## DIRECTIONS FOR THIS TASK
All of the listing below must be repeated word for word. Pictures are the only thing to omit.

[Stored data entries]
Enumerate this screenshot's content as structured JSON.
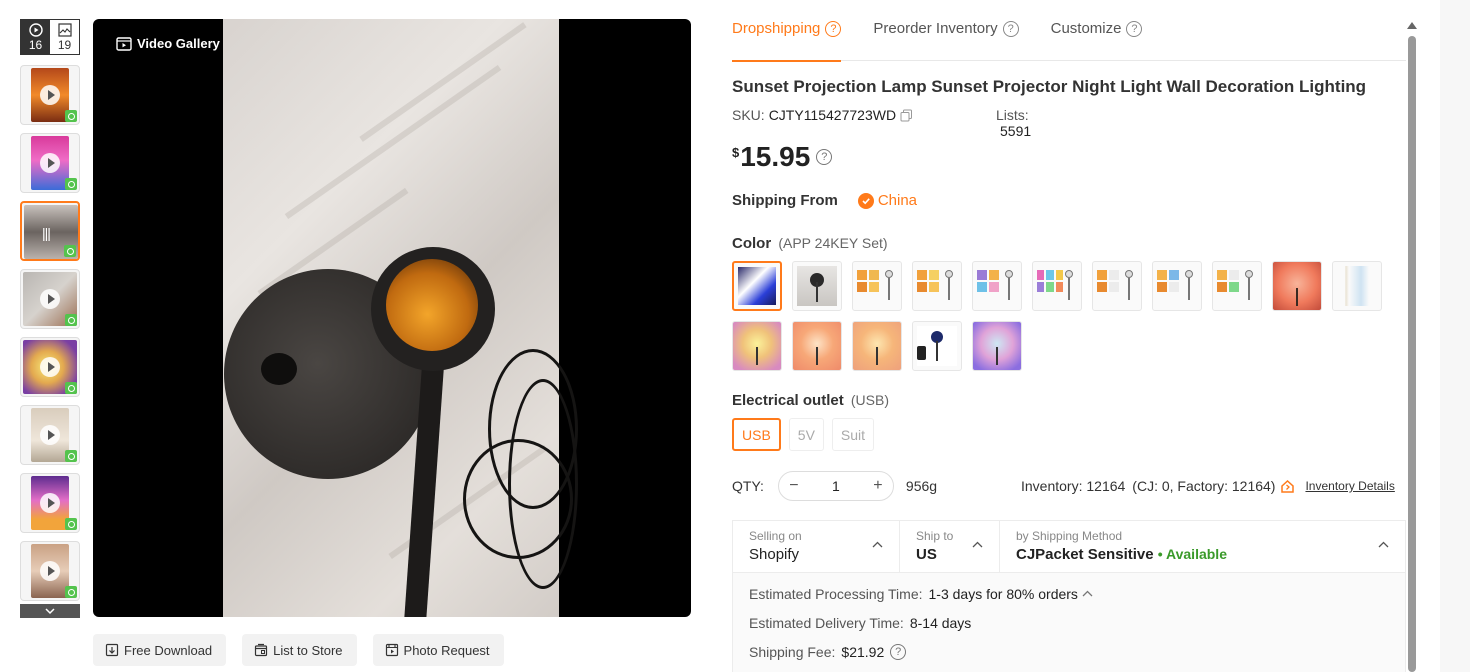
{
  "gallery": {
    "video_count": "16",
    "photo_count": "19",
    "video_gallery_label": "Video Gallery",
    "actions": {
      "free_download": "Free Download",
      "list_to_store": "List to Store",
      "photo_request": "Photo Request"
    },
    "thumbnails": [
      {
        "kind": "video",
        "tone": "orange-sunset",
        "active": false
      },
      {
        "kind": "video",
        "tone": "pink-magenta",
        "active": false
      },
      {
        "kind": "audio",
        "tone": "grey-blur",
        "active": true
      },
      {
        "kind": "video",
        "tone": "grey-fabric",
        "active": false
      },
      {
        "kind": "video",
        "tone": "yellow-glow",
        "active": false
      },
      {
        "kind": "video",
        "tone": "beige-room",
        "active": false
      },
      {
        "kind": "video",
        "tone": "purple-glow",
        "active": false
      },
      {
        "kind": "video",
        "tone": "person-portrait",
        "active": false
      }
    ]
  },
  "tabs": [
    {
      "label": "Dropshipping",
      "active": true
    },
    {
      "label": "Preorder Inventory",
      "active": false
    },
    {
      "label": "Customize",
      "active": false
    }
  ],
  "product": {
    "title": "Sunset Projection Lamp Sunset Projector Night Light Wall Decoration Lighting",
    "sku_label": "SKU:",
    "sku": "CJTY115427723WD",
    "lists_label": "Lists:",
    "lists": "5591",
    "currency": "$",
    "price": "15.95",
    "shipping_from_label": "Shipping From",
    "shipping_from": "China",
    "color_label": "Color",
    "color_selected": "(APP 24KEY Set)",
    "color_swatch_count": 16,
    "outlet_label": "Electrical outlet",
    "outlet_selected": "(USB)",
    "outlet_options": [
      "USB",
      "5V",
      "Suit"
    ],
    "qty_label": "QTY:",
    "qty": "1",
    "weight": "956g",
    "inventory": "Inventory: 12164",
    "inventory_breakdown": "(CJ: 0, Factory: 12164)",
    "inventory_link": "Inventory Details"
  },
  "shipping": {
    "selling_on_label": "Selling on",
    "selling_on": "Shopify",
    "ship_to_label": "Ship to",
    "ship_to": "US",
    "method_label": "by Shipping Method",
    "method": "CJPacket Sensitive",
    "availability": "• Available",
    "processing_label": "Estimated Processing Time:",
    "processing": "1-3 days for 80% orders",
    "delivery_label": "Estimated Delivery Time:",
    "delivery": "8-14 days",
    "fee_label": "Shipping Fee:",
    "fee": "$21.92"
  },
  "colors": {
    "accent": "#ff7a1a",
    "available": "#3a9a2a"
  }
}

## ANSWER TO THIS EXERCISE
Enumerate this screenshot's content as structured JSON.
{
  "gallery": {
    "video_count": "16",
    "photo_count": "19",
    "video_gallery_label": "Video Gallery",
    "actions": {
      "free_download": "Free Download",
      "list_to_store": "List to Store",
      "photo_request": "Photo Request"
    },
    "thumbnails": [
      {
        "kind": "video",
        "tone": "orange-sunset",
        "active": false
      },
      {
        "kind": "video",
        "tone": "pink-magenta",
        "active": false
      },
      {
        "kind": "audio",
        "tone": "grey-blur",
        "active": true
      },
      {
        "kind": "video",
        "tone": "grey-fabric",
        "active": false
      },
      {
        "kind": "video",
        "tone": "yellow-glow",
        "active": false
      },
      {
        "kind": "video",
        "tone": "beige-room",
        "active": false
      },
      {
        "kind": "video",
        "tone": "purple-glow",
        "active": false
      },
      {
        "kind": "video",
        "tone": "person-portrait",
        "active": false
      }
    ]
  },
  "tabs": [
    {
      "label": "Dropshipping",
      "active": true
    },
    {
      "label": "Preorder Inventory",
      "active": false
    },
    {
      "label": "Customize",
      "active": false
    }
  ],
  "product": {
    "title": "Sunset Projection Lamp Sunset Projector Night Light Wall Decoration Lighting",
    "sku_label": "SKU:",
    "sku": "CJTY115427723WD",
    "lists_label": "Lists:",
    "lists": "5591",
    "currency": "$",
    "price": "15.95",
    "shipping_from_label": "Shipping From",
    "shipping_from": "China",
    "color_label": "Color",
    "color_selected": "(APP 24KEY Set)",
    "color_swatch_count": 16,
    "outlet_label": "Electrical outlet",
    "outlet_selected": "(USB)",
    "outlet_options": [
      "USB",
      "5V",
      "Suit"
    ],
    "qty_label": "QTY:",
    "qty": "1",
    "weight": "956g",
    "inventory": "Inventory: 12164",
    "inventory_breakdown": "(CJ: 0, Factory: 12164)",
    "inventory_link": "Inventory Details"
  },
  "shipping": {
    "selling_on_label": "Selling on",
    "selling_on": "Shopify",
    "ship_to_label": "Ship to",
    "ship_to": "US",
    "method_label": "by Shipping Method",
    "method": "CJPacket Sensitive",
    "availability": "• Available",
    "processing_label": "Estimated Processing Time:",
    "processing": "1-3 days for 80% orders",
    "delivery_label": "Estimated Delivery Time:",
    "delivery": "8-14 days",
    "fee_label": "Shipping Fee:",
    "fee": "$21.92"
  },
  "colors": {
    "accent": "#ff7a1a",
    "available": "#3a9a2a"
  }
}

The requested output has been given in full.